## START Data excerpts

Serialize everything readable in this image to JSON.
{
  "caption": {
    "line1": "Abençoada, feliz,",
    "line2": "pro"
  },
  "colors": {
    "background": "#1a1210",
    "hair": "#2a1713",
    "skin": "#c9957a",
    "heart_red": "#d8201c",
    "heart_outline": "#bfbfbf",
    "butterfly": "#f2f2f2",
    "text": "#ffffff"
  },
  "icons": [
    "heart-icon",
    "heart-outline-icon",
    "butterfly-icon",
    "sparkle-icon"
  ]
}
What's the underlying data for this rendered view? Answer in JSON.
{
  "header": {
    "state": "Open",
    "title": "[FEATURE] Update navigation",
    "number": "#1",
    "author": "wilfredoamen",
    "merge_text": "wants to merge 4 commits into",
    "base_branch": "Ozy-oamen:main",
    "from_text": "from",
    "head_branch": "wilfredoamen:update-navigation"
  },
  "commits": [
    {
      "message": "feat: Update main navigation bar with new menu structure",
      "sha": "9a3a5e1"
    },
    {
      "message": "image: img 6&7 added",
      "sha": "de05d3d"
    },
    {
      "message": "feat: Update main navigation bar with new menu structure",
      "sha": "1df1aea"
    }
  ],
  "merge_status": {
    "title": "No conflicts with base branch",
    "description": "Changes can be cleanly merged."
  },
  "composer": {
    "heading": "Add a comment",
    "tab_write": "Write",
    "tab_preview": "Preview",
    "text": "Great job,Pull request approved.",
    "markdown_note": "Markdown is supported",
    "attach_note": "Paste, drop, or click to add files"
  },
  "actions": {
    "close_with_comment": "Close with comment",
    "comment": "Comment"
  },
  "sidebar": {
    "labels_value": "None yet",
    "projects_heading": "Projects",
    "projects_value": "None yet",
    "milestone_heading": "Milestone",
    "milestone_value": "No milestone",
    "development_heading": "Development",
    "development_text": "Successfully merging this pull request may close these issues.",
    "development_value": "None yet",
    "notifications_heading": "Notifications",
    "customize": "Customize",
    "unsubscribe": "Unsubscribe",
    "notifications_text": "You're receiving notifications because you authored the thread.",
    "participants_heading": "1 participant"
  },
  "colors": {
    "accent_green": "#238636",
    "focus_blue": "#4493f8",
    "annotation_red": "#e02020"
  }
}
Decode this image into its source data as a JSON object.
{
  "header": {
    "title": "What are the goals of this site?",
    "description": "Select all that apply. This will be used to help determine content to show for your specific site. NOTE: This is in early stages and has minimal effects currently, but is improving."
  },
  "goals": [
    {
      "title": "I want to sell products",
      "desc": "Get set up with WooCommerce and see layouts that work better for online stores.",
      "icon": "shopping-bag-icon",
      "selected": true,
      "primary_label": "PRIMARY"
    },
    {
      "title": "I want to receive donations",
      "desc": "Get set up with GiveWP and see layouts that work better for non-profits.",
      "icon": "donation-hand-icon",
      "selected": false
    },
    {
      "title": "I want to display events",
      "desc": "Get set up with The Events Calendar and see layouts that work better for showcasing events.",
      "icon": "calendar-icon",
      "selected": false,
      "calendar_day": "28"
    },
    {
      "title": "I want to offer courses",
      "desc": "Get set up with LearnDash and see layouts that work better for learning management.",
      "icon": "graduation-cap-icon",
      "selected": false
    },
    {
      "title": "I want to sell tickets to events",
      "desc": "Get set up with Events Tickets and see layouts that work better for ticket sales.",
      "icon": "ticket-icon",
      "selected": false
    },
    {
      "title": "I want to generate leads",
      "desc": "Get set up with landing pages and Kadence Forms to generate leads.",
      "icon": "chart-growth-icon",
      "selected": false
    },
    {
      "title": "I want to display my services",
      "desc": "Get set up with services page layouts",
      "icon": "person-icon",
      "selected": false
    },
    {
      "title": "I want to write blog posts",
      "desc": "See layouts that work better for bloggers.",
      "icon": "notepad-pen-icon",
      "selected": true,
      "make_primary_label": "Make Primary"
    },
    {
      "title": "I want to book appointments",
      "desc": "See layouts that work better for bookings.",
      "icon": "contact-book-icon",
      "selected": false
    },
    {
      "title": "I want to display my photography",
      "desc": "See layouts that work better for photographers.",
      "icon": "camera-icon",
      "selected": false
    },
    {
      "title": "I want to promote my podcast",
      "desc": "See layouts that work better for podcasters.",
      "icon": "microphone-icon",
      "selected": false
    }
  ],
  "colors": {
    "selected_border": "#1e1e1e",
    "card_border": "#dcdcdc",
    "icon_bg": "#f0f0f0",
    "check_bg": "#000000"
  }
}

## END Data excerpts

Search the lines for the string "sell" and copy every line that has it.

> **Correct answer**:
      "title": "I want to sell products",
      "title": "I want to sell tickets to events",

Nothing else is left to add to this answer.